▸ **Exercise**: Make an exact copy of each entry, leaving out every picture.

Stored data

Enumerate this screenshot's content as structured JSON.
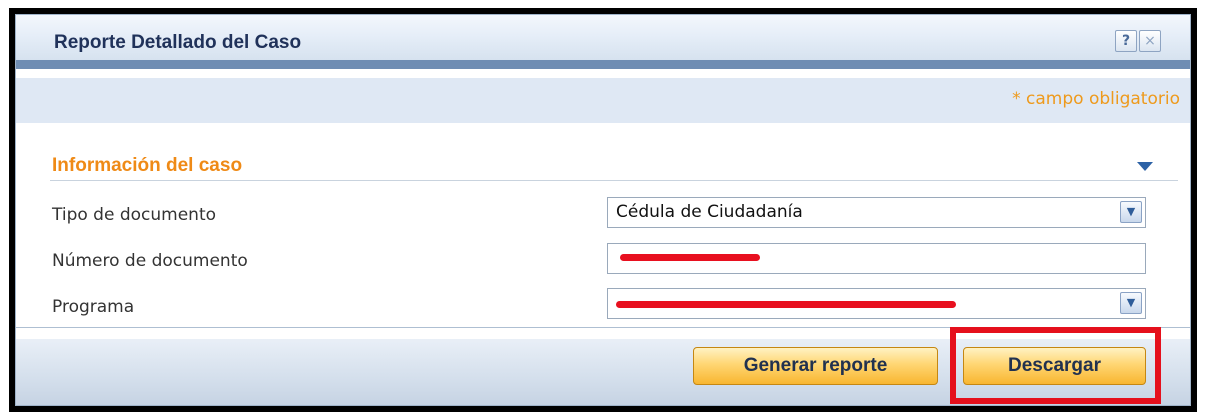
{
  "dialog": {
    "title": "Reporte Detallado del Caso",
    "help_symbol": "?",
    "close_symbol": "×"
  },
  "required_note": "* campo obligatorio",
  "section": {
    "title": "Información del caso"
  },
  "form": {
    "tipo_documento": {
      "label": "Tipo de documento",
      "value": "Cédula de Ciudadanía"
    },
    "numero_documento": {
      "label": "Número de documento",
      "value": ""
    },
    "programa": {
      "label": "Programa",
      "value": ""
    }
  },
  "buttons": {
    "generar": "Generar reporte",
    "descargar": "Descargar"
  },
  "icons": [
    "help-icon",
    "close-icon",
    "collapse-arrow-icon",
    "dropdown-arrow-icon"
  ],
  "colors": {
    "accent_orange": "#ef8a16",
    "title_blue": "#20325a",
    "highlight_red": "#e5101c"
  }
}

▸ **Task solution**:
Enumerate this screenshot's content as structured JSON.
{
  "dialog": {
    "title": "Reporte Detallado del Caso",
    "help_symbol": "?",
    "close_symbol": "×"
  },
  "required_note": "* campo obligatorio",
  "section": {
    "title": "Información del caso"
  },
  "form": {
    "tipo_documento": {
      "label": "Tipo de documento",
      "value": "Cédula de Ciudadanía"
    },
    "numero_documento": {
      "label": "Número de documento",
      "value": ""
    },
    "programa": {
      "label": "Programa",
      "value": ""
    }
  },
  "buttons": {
    "generar": "Generar reporte",
    "descargar": "Descargar"
  },
  "icons": [
    "help-icon",
    "close-icon",
    "collapse-arrow-icon",
    "dropdown-arrow-icon"
  ],
  "colors": {
    "accent_orange": "#ef8a16",
    "title_blue": "#20325a",
    "highlight_red": "#e5101c"
  }
}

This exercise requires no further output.